▶ [Direction]:
Retype all of the data. Every line must match exactly.

▶ [Information provided]:
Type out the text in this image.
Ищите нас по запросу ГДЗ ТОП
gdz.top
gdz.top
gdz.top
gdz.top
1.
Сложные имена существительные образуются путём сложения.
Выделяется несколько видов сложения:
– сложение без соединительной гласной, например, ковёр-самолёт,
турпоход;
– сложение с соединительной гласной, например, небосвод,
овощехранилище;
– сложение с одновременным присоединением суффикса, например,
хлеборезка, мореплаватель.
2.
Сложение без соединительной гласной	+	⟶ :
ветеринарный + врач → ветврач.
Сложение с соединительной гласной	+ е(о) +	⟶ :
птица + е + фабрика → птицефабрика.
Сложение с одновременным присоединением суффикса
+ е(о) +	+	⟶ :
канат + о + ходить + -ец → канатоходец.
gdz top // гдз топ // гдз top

▶ [Answer]:
Type out the text in this image.
Ищите нас по запросу ГДЗ ТОП
gdz.top
gdz.top
gdz.top
gdz.top
1.
Сложные имена существительные образуются путём сложения.
Выделяется несколько видов сложения:
– сложение без соединительной гласной, например, ковёр-самолёт,
турпоход;
– сложение с соединительной гласной, например, небосвод,
овощехранилище;
– сложение с одновременным присоединением суффикса, например,
хлеборезка, мореплаватель.
2.
Сложение без соединительной гласной	+	⟶ :
ветеринарный + врач → ветврач.
Сложение с соединительной гласной	+ е(о) +	⟶ :
птица + е + фабрика → птицефабрика.
Сложение с одновременным присоединением суффикса
+ е(о) +	+	⟶ :
канат + о + ходить + -ец → канатоходец.
gdz top // гдз топ // гдз top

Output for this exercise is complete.